## [Problem requirements]
Reproduce each line exactly.

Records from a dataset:

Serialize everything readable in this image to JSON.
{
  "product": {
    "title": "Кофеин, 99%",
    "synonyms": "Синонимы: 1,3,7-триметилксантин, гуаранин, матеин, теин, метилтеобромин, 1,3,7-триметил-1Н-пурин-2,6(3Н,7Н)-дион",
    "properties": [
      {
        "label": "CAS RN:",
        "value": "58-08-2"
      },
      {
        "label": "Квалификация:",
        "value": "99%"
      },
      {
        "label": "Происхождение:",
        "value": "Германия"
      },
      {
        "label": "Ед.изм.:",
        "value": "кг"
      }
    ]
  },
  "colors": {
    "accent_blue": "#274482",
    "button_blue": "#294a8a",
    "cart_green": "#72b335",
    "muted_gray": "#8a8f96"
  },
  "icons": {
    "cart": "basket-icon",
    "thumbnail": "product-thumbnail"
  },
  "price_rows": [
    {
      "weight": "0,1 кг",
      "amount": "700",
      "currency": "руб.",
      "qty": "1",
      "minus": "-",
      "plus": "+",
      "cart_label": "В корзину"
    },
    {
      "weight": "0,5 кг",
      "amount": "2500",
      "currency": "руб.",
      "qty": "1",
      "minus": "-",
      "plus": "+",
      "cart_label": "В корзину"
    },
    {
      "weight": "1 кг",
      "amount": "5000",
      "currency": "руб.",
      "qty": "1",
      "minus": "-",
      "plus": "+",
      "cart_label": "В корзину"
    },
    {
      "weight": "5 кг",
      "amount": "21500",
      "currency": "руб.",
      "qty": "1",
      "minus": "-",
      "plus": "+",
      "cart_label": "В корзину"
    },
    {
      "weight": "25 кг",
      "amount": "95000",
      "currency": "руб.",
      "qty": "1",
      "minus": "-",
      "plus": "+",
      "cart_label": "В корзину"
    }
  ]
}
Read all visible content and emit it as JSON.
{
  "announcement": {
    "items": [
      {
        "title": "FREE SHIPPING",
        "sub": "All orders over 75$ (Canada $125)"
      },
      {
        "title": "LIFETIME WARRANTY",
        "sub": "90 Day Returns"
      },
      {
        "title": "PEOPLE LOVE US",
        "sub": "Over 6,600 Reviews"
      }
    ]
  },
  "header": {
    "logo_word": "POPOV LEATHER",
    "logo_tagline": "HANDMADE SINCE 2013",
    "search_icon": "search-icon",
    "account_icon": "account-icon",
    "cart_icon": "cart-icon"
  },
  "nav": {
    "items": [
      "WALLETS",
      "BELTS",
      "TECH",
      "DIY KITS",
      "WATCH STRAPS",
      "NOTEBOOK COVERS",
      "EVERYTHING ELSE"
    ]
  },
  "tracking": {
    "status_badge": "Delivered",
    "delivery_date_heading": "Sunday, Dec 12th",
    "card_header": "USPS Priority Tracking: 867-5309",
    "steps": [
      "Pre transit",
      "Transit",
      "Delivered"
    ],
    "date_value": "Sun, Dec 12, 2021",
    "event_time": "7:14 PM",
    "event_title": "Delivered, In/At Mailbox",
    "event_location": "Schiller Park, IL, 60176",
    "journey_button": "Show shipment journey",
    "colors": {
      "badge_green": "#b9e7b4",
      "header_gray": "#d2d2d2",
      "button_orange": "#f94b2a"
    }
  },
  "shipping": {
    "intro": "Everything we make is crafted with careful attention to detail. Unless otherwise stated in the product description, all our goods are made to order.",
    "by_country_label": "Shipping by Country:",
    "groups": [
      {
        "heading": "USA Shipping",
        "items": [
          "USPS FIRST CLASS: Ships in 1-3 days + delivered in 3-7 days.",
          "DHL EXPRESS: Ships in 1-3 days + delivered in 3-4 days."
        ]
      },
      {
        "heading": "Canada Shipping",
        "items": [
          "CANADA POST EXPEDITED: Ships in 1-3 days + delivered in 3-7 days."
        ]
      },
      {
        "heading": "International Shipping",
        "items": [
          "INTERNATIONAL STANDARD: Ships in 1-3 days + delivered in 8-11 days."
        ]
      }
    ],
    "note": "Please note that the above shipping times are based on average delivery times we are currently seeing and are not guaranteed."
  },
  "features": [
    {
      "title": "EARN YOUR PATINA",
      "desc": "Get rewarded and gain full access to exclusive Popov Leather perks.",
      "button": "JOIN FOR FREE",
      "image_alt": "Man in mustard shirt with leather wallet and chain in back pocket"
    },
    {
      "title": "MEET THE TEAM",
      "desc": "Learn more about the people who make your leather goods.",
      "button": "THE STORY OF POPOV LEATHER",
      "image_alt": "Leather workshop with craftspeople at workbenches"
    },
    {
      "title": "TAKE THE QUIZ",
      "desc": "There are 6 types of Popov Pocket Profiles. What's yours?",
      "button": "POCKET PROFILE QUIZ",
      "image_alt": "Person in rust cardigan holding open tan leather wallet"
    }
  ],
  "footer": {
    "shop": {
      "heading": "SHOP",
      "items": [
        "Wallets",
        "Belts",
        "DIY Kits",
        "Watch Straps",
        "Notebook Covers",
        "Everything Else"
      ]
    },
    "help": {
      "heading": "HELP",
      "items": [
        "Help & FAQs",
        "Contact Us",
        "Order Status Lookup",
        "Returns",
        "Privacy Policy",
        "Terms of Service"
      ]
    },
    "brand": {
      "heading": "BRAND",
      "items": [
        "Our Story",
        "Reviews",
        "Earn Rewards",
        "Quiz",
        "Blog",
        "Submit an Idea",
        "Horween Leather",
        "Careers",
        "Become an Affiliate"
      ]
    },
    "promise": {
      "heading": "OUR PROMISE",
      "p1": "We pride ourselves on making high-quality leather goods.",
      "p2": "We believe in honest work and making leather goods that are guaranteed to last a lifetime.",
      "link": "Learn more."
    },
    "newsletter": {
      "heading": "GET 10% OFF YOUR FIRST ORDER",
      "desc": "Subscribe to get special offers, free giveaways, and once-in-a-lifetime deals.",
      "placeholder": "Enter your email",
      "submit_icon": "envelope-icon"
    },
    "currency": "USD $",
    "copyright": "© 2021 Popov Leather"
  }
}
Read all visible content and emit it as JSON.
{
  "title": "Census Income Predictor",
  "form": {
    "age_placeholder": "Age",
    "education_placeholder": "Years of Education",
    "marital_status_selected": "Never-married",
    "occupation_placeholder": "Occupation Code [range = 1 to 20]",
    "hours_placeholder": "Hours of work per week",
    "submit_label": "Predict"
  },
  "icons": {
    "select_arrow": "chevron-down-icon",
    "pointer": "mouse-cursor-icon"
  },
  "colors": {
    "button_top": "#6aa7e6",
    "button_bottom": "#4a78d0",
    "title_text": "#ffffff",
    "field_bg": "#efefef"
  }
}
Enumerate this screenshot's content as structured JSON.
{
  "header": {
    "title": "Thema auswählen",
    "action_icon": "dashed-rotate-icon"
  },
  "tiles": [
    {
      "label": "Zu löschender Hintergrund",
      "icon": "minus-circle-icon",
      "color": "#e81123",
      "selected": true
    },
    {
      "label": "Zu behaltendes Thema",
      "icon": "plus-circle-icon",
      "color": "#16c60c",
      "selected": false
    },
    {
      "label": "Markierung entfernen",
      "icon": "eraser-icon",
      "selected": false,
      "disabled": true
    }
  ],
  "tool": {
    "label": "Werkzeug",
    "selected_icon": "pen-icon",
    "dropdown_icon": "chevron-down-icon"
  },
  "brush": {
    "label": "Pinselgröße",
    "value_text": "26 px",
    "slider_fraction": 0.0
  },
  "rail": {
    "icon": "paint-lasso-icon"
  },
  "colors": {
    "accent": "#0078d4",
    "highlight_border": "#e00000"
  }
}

## [Solution for this exercise]
Serialize everything readable in this image to JSON.
{
  "product": {
    "title": "Кофеин, 99%",
    "synonyms": "Синонимы: 1,3,7-триметилксантин, гуаранин, матеин, теин, метилтеобромин, 1,3,7-триметил-1Н-пурин-2,6(3Н,7Н)-дион",
    "properties": [
      {
        "label": "CAS RN:",
        "value": "58-08-2"
      },
      {
        "label": "Квалификация:",
        "value": "99%"
      },
      {
        "label": "Происхождение:",
        "value": "Германия"
      },
      {
        "label": "Ед.изм.:",
        "value": "кг"
      }
    ]
  },
  "colors": {
    "accent_blue": "#274482",
    "button_blue": "#294a8a",
    "cart_green": "#72b335",
    "muted_gray": "#8a8f96"
  },
  "icons": {
    "cart": "basket-icon",
    "thumbnail": "product-thumbnail"
  },
  "price_rows": [
    {
      "weight": "0,1 кг",
      "amount": "700",
      "currency": "руб.",
      "qty": "1",
      "minus": "-",
      "plus": "+",
      "cart_label": "В корзину"
    },
    {
      "weight": "0,5 кг",
      "amount": "2500",
      "currency": "руб.",
      "qty": "1",
      "minus": "-",
      "plus": "+",
      "cart_label": "В корзину"
    },
    {
      "weight": "1 кг",
      "amount": "5000",
      "currency": "руб.",
      "qty": "1",
      "minus": "-",
      "plus": "+",
      "cart_label": "В корзину"
    },
    {
      "weight": "5 кг",
      "amount": "21500",
      "currency": "руб.",
      "qty": "1",
      "minus": "-",
      "plus": "+",
      "cart_label": "В корзину"
    },
    {
      "weight": "25 кг",
      "amount": "95000",
      "currency": "руб.",
      "qty": "1",
      "minus": "-",
      "plus": "+",
      "cart_label": "В корзину"
    }
  ]
}
Read all visible content and emit it as JSON.
{
  "announcement": {
    "items": [
      {
        "title": "FREE SHIPPING",
        "sub": "All orders over 75$ (Canada $125)"
      },
      {
        "title": "LIFETIME WARRANTY",
        "sub": "90 Day Returns"
      },
      {
        "title": "PEOPLE LOVE US",
        "sub": "Over 6,600 Reviews"
      }
    ]
  },
  "header": {
    "logo_word": "POPOV LEATHER",
    "logo_tagline": "HANDMADE SINCE 2013",
    "search_icon": "search-icon",
    "account_icon": "account-icon",
    "cart_icon": "cart-icon"
  },
  "nav": {
    "items": [
      "WALLETS",
      "BELTS",
      "TECH",
      "DIY KITS",
      "WATCH STRAPS",
      "NOTEBOOK COVERS",
      "EVERYTHING ELSE"
    ]
  },
  "tracking": {
    "status_badge": "Delivered",
    "delivery_date_heading": "Sunday, Dec 12th",
    "card_header": "USPS Priority Tracking: 867-5309",
    "steps": [
      "Pre transit",
      "Transit",
      "Delivered"
    ],
    "date_value": "Sun, Dec 12, 2021",
    "event_time": "7:14 PM",
    "event_title": "Delivered, In/At Mailbox",
    "event_location": "Schiller Park, IL, 60176",
    "journey_button": "Show shipment journey",
    "colors": {
      "badge_green": "#b9e7b4",
      "header_gray": "#d2d2d2",
      "button_orange": "#f94b2a"
    }
  },
  "shipping": {
    "intro": "Everything we make is crafted with careful attention to detail. Unless otherwise stated in the product description, all our goods are made to order.",
    "by_country_label": "Shipping by Country:",
    "groups": [
      {
        "heading": "USA Shipping",
        "items": [
          "USPS FIRST CLASS: Ships in 1-3 days + delivered in 3-7 days.",
          "DHL EXPRESS: Ships in 1-3 days + delivered in 3-4 days."
        ]
      },
      {
        "heading": "Canada Shipping",
        "items": [
          "CANADA POST EXPEDITED: Ships in 1-3 days + delivered in 3-7 days."
        ]
      },
      {
        "heading": "International Shipping",
        "items": [
          "INTERNATIONAL STANDARD: Ships in 1-3 days + delivered in 8-11 days."
        ]
      }
    ],
    "note": "Please note that the above shipping times are based on average delivery times we are currently seeing and are not guaranteed."
  },
  "features": [
    {
      "title": "EARN YOUR PATINA",
      "desc": "Get rewarded and gain full access to exclusive Popov Leather perks.",
      "button": "JOIN FOR FREE",
      "image_alt": "Man in mustard shirt with leather wallet and chain in back pocket"
    },
    {
      "title": "MEET THE TEAM",
      "desc": "Learn more about the people who make your leather goods.",
      "button": "THE STORY OF POPOV LEATHER",
      "image_alt": "Leather workshop with craftspeople at workbenches"
    },
    {
      "title": "TAKE THE QUIZ",
      "desc": "There are 6 types of Popov Pocket Profiles. What's yours?",
      "button": "POCKET PROFILE QUIZ",
      "image_alt": "Person in rust cardigan holding open tan leather wallet"
    }
  ],
  "footer": {
    "shop": {
      "heading": "SHOP",
      "items": [
        "Wallets",
        "Belts",
        "DIY Kits",
        "Watch Straps",
        "Notebook Covers",
        "Everything Else"
      ]
    },
    "help": {
      "heading": "HELP",
      "items": [
        "Help & FAQs",
        "Contact Us",
        "Order Status Lookup",
        "Returns",
        "Privacy Policy",
        "Terms of Service"
      ]
    },
    "brand": {
      "heading": "BRAND",
      "items": [
        "Our Story",
        "Reviews",
        "Earn Rewards",
        "Quiz",
        "Blog",
        "Submit an Idea",
        "Horween Leather",
        "Careers",
        "Become an Affiliate"
      ]
    },
    "promise": {
      "heading": "OUR PROMISE",
      "p1": "We pride ourselves on making high-quality leather goods.",
      "p2": "We believe in honest work and making leather goods that are guaranteed to last a lifetime.",
      "link": "Learn more."
    },
    "newsletter": {
      "heading": "GET 10% OFF YOUR FIRST ORDER",
      "desc": "Subscribe to get special offers, free giveaways, and once-in-a-lifetime deals.",
      "placeholder": "Enter your email",
      "submit_icon": "envelope-icon"
    },
    "currency": "USD $",
    "copyright": "© 2021 Popov Leather"
  }
}
Read all visible content and emit it as JSON.
{
  "title": "Census Income Predictor",
  "form": {
    "age_placeholder": "Age",
    "education_placeholder": "Years of Education",
    "marital_status_selected": "Never-married",
    "occupation_placeholder": "Occupation Code [range = 1 to 20]",
    "hours_placeholder": "Hours of work per week",
    "submit_label": "Predict"
  },
  "icons": {
    "select_arrow": "chevron-down-icon",
    "pointer": "mouse-cursor-icon"
  },
  "colors": {
    "button_top": "#6aa7e6",
    "button_bottom": "#4a78d0",
    "title_text": "#ffffff",
    "field_bg": "#efefef"
  }
}
Enumerate this screenshot's content as structured JSON.
{
  "header": {
    "title": "Thema auswählen",
    "action_icon": "dashed-rotate-icon"
  },
  "tiles": [
    {
      "label": "Zu löschender Hintergrund",
      "icon": "minus-circle-icon",
      "color": "#e81123",
      "selected": true
    },
    {
      "label": "Zu behaltendes Thema",
      "icon": "plus-circle-icon",
      "color": "#16c60c",
      "selected": false
    },
    {
      "label": "Markierung entfernen",
      "icon": "eraser-icon",
      "selected": false,
      "disabled": true
    }
  ],
  "tool": {
    "label": "Werkzeug",
    "selected_icon": "pen-icon",
    "dropdown_icon": "chevron-down-icon"
  },
  "brush": {
    "label": "Pinselgröße",
    "value_text": "26 px",
    "slider_fraction": 0.0
  },
  "rail": {
    "icon": "paint-lasso-icon"
  },
  "colors": {
    "accent": "#0078d4",
    "highlight_border": "#e00000"
  }
}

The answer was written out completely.